* Text passage:
• • • •

Mr. PILLION. Mr. Speaker, I have noted with a great deal of pride the continuing efforts by members of the legal profession to uphold the basic tenets of our U.S. Constitution. Mr. E. F. W. Wildermuth, of the Queens County Bar Association, is deserving of commendation for his work in this direction. I am pleased to include in the RECORD at this time the text of an article written by Mr. Wildermuth and published in the April 1961 edition of the Queens Bar Bulletin. The article is entitled "Shall the United States of America Surrender to the World Court?"

Mr. Wildermuth has performed a distinct public service by alerting us to the real and imminent dangers of international infringement upon the sovereign powers of the United States.

Mr. Wildermuth is to be commended for his clear analysis of the dangers of submission to the World Court. The content of his critique is a powerful antidote for the forces who seek to weaken, stultify, and eventually destroy the noble purposes of the U.S. Constitution.

The text of the article follows:

SHALL THE UNITED STATES OF AMERICA SURRENDER TO THE WORLD COURT?

(By E. F. W. Wildermuth)

In September 1796, George Washington, America's No. 1 patriot, implored Americans as follows:

"In one word, be a nation, be Americans, and be true to yourselves."

One hundred and thirty-one years later, on February 18, 1927, the joint conference of the commanders in chief of the five large veterans organizations, meeting in Washington, D.C., undoubtedly inspired by our first President's dedication to this Nation, expressed Americanism as follows:

"Americanism is an unfailing love of country; loyalty to its institutions and ideals; eagerness to defend it against all enemies; undivided allegiance to the flag; and desire to secure the blessings of liberty to ourselves and posterity." About one-third of a century later, at a recent conclave of American ecclesiastics, it was proclaimed, as reported by the Associated Press:

"The United States may soon have to subordinate its will to that of the United Nations. Citizens must be prepared to take it."

• • • •

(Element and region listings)

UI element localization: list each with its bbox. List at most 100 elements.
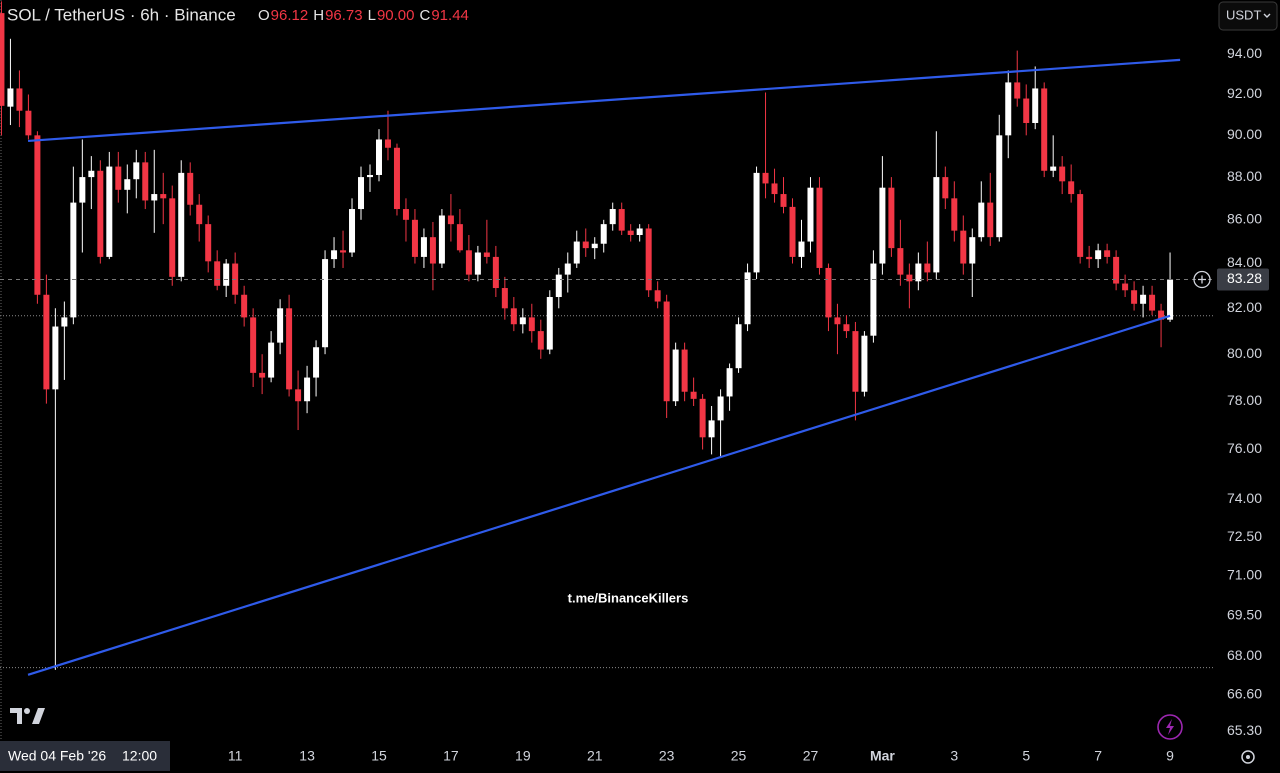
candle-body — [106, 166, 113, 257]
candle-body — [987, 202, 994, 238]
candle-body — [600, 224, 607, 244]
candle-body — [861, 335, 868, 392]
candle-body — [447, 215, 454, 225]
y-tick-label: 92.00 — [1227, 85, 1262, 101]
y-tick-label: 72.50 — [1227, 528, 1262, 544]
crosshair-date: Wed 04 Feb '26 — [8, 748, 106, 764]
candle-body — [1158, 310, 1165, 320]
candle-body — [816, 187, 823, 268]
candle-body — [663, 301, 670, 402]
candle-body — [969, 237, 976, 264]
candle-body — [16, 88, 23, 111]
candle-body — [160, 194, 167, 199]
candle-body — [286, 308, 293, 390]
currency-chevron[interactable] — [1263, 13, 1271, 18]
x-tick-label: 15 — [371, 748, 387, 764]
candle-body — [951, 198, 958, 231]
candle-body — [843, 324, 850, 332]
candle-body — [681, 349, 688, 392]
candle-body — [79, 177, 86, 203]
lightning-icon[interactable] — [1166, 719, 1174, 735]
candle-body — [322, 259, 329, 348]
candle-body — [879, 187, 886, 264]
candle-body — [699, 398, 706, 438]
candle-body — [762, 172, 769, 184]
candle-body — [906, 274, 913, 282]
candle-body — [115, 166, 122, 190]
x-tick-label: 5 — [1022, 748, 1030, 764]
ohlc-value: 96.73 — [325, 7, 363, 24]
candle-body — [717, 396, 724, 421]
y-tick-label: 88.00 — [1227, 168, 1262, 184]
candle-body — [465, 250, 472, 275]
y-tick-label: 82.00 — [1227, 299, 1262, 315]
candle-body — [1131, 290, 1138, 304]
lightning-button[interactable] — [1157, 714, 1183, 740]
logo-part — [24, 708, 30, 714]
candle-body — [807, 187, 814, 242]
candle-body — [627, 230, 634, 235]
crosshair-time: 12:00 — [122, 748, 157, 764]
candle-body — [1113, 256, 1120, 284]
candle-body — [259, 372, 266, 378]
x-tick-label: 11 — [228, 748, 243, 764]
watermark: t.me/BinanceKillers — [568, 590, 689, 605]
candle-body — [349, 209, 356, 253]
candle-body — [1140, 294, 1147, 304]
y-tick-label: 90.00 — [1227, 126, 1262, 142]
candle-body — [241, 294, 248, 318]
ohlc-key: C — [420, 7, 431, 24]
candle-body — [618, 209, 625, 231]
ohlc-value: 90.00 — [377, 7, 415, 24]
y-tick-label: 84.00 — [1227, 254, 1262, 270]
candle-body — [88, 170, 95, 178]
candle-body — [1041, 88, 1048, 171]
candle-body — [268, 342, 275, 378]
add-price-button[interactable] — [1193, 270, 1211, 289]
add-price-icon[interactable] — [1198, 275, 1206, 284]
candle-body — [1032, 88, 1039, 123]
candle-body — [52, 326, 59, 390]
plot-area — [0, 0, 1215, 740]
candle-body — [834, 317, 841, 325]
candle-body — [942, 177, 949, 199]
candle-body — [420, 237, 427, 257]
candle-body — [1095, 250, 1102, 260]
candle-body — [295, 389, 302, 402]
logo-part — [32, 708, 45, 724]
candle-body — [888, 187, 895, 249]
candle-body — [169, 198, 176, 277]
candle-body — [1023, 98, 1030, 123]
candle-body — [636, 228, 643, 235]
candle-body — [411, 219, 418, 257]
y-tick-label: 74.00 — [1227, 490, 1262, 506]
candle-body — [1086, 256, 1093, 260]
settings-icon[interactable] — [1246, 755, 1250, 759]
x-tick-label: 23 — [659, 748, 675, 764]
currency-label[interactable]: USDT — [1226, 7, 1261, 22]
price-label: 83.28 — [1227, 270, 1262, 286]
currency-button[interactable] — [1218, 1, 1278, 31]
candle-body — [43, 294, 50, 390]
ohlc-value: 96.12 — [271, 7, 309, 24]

• • • •

* Brief A:
Answer these questions from the World Court passage:
(i) In what edition of which publication did the article appear?
(ii) On what date did the joint conference of the veterans organizations' commanders in chief meet?
(iii) Which news service reported the statement from the conclave of American ecclesiastics?
* Brief B: Retype the World Court passage verbatim, starting at "Mr. Wildermuth has" and ending at "the United States.".

* Complete response A:
(i) The April 1961 edition of the Queens Bar Bulletin.
(ii) February 18, 1927.
(iii) The Associated Press.

* Complete response B:
Mr. Wildermuth has performed a distinct public service by alerting us to the real and imminent dangers of international infringement upon the sovereign powers of the United States.